**Stated goal:** Copy out, from the entries below, each line holding the string "ARPE".

**Supplied records:**
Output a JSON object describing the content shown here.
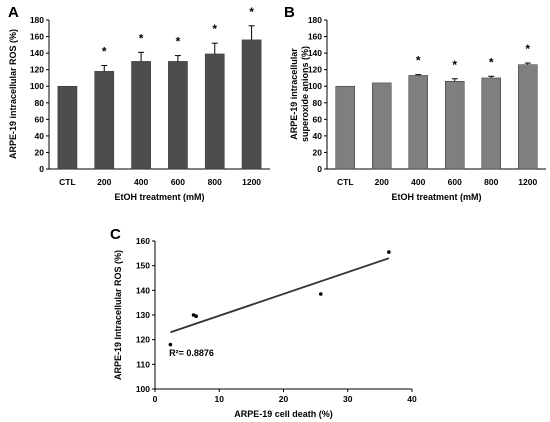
{
  "chart_data": [
    {
      "panel": "A",
      "type": "bar",
      "categories": [
        "CTL",
        "200",
        "400",
        "600",
        "800",
        "1200"
      ],
      "values": [
        100,
        118,
        130,
        130,
        139,
        156
      ],
      "errors": [
        0,
        7,
        11,
        7,
        13,
        17
      ],
      "significance": [
        "",
        "*",
        "*",
        "*",
        "*",
        "*"
      ],
      "ylabel": "ARPE-19 intracellular ROS (%)",
      "xlabel": "EtOH treatment (mM)",
      "ylim": [
        0,
        180
      ],
      "yticks": [
        0,
        20,
        40,
        60,
        80,
        100,
        120,
        140,
        160,
        180
      ],
      "bar_color": "#4d4d4d"
    },
    {
      "panel": "B",
      "type": "bar",
      "categories": [
        "CTL",
        "200",
        "400",
        "600",
        "800",
        "1200"
      ],
      "values": [
        100,
        104,
        113,
        106,
        110,
        126
      ],
      "errors": [
        0,
        0,
        1,
        3,
        2,
        2
      ],
      "significance": [
        "",
        "",
        "*",
        "*",
        "*",
        "*"
      ],
      "ylabel_lines": [
        "ARPE-19 intracellular",
        "superoxide anions (%)"
      ],
      "xlabel": "EtOH treatment (mM)",
      "ylim": [
        0,
        180
      ],
      "yticks": [
        0,
        20,
        40,
        60,
        80,
        100,
        120,
        140,
        160,
        180
      ],
      "bar_color": "#7f7f7f"
    },
    {
      "panel": "C",
      "type": "scatter",
      "points": [
        [
          2.4,
          118
        ],
        [
          6.0,
          130
        ],
        [
          6.4,
          129.5
        ],
        [
          25.8,
          138.5
        ],
        [
          36.4,
          155.5
        ]
      ],
      "trendline": [
        [
          2.4,
          123
        ],
        [
          36.4,
          153
        ]
      ],
      "annotation": "R²= 0.8876",
      "ylabel": "ARPE-19 Intracellular ROS (%)",
      "xlabel": "ARPE-19 cell death (%)",
      "xlim": [
        0,
        40
      ],
      "ylim": [
        100,
        160
      ],
      "xticks": [
        0,
        10,
        20,
        30,
        40
      ],
      "yticks": [
        100,
        110,
        120,
        130,
        140,
        150,
        160
      ]
    }
  ]
}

**Solution to this task:**
      "ylabel": "ARPE-19 intracellular ROS (%)",
        "ARPE-19 intracellular",
      "ylabel": "ARPE-19 Intracellular ROS (%)",
      "xlabel": "ARPE-19 cell death (%)",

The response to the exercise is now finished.